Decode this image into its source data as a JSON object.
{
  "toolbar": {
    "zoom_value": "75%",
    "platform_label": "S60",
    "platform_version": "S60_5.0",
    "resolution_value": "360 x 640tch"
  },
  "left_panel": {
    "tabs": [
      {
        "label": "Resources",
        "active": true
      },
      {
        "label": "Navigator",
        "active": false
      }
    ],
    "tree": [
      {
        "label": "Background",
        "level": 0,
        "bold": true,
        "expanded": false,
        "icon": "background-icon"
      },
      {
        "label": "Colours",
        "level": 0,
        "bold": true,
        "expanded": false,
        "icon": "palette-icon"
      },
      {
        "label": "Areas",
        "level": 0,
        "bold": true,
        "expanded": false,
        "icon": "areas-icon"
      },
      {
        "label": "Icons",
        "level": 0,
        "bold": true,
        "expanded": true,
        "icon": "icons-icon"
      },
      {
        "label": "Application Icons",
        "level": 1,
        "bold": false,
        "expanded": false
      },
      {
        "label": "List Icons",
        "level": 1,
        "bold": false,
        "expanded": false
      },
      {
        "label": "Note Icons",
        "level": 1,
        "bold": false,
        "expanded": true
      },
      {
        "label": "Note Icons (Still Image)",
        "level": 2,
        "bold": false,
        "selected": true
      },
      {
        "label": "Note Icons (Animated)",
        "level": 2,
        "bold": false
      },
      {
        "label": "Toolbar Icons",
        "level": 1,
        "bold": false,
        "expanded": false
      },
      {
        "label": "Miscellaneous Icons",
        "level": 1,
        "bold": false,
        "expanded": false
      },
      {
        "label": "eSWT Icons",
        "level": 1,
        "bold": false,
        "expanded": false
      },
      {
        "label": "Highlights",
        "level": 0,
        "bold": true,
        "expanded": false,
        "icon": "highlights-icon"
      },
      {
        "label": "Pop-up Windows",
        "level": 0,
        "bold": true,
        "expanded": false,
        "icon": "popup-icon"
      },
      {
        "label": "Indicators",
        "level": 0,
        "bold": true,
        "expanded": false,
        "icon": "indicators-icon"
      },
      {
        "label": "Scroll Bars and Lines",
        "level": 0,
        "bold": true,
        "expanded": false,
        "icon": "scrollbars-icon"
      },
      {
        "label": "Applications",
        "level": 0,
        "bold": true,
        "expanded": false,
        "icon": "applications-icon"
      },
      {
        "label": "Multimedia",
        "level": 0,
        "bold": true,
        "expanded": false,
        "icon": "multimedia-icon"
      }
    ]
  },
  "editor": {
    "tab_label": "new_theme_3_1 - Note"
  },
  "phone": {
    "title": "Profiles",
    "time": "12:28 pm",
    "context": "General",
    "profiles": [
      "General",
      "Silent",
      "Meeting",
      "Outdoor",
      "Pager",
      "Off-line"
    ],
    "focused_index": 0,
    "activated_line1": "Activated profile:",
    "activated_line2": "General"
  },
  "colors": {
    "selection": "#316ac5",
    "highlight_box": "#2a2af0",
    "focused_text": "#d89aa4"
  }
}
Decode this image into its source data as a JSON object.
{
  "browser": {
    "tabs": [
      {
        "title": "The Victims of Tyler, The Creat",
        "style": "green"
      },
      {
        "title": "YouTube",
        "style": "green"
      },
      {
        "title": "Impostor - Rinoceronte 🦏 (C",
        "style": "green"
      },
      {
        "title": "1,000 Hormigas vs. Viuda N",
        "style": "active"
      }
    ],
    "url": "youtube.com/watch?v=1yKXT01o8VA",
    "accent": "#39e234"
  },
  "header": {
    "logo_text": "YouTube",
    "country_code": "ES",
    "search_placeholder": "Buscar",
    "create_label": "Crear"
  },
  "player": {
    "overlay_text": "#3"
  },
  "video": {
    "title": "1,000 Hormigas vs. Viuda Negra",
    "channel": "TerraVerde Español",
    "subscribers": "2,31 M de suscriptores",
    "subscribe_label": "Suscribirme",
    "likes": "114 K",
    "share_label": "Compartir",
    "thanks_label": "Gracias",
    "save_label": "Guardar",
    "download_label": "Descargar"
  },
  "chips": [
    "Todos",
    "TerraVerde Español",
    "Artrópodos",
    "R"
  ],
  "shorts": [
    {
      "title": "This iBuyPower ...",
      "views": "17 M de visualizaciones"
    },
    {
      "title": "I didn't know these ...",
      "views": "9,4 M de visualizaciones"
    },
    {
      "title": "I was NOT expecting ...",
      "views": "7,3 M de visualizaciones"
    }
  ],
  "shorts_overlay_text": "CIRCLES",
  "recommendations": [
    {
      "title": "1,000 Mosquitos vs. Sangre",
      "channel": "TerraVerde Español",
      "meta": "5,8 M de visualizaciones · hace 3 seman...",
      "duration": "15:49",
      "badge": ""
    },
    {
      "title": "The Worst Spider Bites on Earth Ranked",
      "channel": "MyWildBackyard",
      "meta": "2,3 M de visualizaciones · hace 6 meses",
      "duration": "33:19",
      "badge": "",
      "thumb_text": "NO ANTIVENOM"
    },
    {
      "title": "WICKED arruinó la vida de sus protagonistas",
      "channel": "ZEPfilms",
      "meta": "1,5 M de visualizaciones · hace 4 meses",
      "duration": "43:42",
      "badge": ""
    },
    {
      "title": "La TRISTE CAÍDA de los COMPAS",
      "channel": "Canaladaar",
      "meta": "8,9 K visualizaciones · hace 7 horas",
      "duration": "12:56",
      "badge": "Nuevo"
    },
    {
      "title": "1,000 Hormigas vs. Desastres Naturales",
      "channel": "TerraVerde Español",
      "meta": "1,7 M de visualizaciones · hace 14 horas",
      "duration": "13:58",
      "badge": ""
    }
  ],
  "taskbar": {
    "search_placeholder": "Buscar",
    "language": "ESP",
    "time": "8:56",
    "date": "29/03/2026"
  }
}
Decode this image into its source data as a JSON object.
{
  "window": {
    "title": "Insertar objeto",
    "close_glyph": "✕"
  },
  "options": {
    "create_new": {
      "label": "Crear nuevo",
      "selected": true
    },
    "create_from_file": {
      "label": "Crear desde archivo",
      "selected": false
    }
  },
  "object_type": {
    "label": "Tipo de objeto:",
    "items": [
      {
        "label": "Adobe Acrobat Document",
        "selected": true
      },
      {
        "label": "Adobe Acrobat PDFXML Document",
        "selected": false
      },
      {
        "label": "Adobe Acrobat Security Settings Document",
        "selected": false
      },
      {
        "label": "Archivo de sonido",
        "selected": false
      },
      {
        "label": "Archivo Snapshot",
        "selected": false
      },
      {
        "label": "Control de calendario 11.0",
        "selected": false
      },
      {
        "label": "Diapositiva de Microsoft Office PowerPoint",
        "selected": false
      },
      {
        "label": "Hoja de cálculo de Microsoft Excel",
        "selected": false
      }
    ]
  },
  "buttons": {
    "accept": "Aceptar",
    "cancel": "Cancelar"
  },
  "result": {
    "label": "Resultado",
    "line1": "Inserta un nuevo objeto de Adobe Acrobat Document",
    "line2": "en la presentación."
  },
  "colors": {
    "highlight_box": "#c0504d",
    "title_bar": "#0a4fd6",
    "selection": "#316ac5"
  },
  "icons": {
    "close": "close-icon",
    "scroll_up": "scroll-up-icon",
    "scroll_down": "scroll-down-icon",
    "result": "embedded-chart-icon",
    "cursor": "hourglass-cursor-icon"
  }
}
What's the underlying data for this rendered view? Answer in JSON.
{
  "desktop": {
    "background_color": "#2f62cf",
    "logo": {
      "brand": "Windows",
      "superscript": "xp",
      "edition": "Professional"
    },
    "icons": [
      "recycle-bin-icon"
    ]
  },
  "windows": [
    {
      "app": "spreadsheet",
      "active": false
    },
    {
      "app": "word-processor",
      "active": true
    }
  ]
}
=====
◆ DIRECTIONS
Go through the listing above and list every line that has the word "active".

◆ COMPLETE RESPONSE
        "active": true
        "active": false
        "style": "active"
      "active": false
      "active": true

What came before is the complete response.